### Exercise details
Scan the material for the word "subtitle", and copy each line where it shows up.

### Raw records
▼
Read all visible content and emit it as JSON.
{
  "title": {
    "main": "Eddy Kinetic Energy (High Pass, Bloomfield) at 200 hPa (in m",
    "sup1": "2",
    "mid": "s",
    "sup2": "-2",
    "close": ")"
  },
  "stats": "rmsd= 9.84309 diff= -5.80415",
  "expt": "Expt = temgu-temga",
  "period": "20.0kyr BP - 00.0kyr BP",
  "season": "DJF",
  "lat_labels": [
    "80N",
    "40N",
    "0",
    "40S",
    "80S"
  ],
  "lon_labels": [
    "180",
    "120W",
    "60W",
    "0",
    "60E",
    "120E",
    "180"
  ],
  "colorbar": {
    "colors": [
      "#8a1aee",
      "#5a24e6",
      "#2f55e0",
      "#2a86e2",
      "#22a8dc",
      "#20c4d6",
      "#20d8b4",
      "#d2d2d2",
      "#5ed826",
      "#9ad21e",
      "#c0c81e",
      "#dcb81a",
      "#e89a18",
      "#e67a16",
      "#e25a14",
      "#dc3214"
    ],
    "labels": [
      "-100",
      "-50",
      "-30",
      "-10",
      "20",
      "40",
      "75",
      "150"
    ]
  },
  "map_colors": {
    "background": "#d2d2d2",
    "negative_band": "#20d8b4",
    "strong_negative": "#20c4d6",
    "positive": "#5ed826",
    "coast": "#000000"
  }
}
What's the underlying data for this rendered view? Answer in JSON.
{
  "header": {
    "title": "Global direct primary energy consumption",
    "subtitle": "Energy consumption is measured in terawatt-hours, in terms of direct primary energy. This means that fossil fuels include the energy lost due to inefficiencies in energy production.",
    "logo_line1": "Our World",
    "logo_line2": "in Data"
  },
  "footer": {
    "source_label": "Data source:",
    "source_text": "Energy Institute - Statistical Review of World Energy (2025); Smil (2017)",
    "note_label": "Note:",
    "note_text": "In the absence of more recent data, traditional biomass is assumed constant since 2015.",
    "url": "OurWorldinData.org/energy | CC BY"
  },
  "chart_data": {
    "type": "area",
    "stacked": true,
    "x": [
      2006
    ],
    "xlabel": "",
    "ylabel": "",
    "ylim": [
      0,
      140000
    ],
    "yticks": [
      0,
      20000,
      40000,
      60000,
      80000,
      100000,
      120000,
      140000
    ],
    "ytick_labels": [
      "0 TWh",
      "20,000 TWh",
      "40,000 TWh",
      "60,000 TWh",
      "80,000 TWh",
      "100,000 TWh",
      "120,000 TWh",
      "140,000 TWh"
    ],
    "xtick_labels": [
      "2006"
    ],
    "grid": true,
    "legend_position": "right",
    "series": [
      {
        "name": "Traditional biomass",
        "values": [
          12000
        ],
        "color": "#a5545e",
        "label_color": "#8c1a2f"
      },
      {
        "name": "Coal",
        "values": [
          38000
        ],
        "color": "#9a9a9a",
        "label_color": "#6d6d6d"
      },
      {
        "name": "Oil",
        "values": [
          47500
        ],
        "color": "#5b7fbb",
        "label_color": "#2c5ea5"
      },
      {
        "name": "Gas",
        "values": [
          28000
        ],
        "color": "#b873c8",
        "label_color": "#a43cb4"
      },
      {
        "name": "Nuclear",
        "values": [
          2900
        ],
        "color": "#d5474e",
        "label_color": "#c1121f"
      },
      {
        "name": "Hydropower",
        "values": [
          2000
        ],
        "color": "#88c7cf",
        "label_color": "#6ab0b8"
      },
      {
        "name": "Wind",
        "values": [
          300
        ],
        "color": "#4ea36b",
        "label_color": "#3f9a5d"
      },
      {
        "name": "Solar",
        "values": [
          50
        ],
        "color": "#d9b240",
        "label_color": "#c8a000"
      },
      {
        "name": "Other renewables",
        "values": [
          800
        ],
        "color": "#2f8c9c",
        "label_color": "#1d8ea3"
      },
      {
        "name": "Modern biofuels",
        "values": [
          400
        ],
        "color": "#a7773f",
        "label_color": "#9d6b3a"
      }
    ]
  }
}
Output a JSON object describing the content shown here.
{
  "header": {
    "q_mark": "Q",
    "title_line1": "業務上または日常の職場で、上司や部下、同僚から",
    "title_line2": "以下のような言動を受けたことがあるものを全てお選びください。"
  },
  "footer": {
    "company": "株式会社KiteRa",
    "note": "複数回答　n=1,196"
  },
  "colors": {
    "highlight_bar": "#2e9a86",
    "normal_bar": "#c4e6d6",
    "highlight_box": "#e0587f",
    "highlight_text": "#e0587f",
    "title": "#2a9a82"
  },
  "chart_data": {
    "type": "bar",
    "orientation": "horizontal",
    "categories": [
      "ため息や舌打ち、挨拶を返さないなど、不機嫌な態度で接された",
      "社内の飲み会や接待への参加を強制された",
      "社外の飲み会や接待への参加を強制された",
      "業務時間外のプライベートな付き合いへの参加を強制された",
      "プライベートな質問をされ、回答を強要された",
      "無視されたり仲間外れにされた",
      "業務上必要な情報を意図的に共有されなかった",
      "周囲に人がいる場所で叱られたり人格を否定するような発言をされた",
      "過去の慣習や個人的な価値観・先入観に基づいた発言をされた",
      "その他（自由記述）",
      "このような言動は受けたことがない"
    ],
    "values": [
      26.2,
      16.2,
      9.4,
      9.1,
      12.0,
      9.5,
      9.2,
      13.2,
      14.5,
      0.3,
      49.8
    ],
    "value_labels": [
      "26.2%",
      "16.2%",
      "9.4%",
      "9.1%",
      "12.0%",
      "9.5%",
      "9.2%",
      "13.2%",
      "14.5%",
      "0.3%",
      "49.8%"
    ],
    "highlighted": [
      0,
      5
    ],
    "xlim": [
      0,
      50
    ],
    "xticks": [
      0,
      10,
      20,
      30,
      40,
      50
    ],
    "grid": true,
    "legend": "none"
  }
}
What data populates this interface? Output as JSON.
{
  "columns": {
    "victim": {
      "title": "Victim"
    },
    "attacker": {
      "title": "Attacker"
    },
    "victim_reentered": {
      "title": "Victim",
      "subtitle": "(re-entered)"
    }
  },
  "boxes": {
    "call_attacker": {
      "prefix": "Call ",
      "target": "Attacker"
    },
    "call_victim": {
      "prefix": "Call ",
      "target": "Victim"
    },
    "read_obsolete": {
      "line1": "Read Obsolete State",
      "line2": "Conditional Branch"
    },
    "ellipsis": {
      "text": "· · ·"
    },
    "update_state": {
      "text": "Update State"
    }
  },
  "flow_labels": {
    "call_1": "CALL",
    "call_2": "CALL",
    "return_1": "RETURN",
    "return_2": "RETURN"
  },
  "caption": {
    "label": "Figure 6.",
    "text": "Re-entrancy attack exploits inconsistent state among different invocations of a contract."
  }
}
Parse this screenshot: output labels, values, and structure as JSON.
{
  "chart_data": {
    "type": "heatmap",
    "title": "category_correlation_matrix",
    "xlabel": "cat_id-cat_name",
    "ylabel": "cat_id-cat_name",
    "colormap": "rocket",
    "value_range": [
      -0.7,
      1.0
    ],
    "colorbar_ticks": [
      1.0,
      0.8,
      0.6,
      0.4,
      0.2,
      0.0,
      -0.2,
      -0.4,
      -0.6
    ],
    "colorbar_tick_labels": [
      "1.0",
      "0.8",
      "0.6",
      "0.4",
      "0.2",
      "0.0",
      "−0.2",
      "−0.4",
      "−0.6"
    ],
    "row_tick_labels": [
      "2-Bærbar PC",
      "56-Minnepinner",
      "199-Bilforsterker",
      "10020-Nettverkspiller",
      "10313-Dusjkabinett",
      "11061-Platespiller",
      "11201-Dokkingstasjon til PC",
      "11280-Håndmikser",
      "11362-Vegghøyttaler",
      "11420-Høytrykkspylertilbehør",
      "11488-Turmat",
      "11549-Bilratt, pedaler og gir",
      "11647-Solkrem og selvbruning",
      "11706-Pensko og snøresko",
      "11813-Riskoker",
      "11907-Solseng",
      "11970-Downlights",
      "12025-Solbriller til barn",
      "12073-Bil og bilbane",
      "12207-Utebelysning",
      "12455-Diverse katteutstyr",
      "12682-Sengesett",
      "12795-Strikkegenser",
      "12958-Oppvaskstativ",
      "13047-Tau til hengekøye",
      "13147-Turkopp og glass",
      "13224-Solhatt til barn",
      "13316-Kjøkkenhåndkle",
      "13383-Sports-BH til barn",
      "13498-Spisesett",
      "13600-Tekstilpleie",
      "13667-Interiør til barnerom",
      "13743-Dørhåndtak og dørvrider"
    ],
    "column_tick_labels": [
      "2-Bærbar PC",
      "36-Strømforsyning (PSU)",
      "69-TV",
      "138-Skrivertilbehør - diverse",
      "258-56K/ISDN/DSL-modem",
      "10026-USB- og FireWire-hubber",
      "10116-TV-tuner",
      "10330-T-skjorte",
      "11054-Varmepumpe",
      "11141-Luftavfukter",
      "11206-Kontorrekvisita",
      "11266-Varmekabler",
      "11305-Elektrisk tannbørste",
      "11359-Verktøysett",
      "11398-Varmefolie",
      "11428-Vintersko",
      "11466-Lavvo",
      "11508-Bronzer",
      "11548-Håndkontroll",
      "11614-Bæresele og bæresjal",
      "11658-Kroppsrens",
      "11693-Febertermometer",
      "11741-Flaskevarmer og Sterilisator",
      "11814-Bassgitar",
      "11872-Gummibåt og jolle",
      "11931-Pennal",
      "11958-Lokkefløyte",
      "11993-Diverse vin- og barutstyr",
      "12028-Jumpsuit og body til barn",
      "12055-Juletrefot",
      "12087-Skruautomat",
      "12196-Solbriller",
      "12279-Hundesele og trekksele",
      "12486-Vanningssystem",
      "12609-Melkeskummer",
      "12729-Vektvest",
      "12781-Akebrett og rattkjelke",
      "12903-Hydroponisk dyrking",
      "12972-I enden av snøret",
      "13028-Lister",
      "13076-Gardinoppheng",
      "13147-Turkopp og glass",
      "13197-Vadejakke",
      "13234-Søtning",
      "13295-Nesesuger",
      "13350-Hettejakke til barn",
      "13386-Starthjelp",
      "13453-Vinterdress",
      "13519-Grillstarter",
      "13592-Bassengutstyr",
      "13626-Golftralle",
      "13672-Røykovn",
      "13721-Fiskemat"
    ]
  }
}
▲
### Answer for this exercise
    "subtitle": "Energy consumption is measured in terawatt-hours, in terms of direct primary energy. This means that fossil fuels include the energy lost due to inefficiencies in energy production.",
      "subtitle": "(re-entered)"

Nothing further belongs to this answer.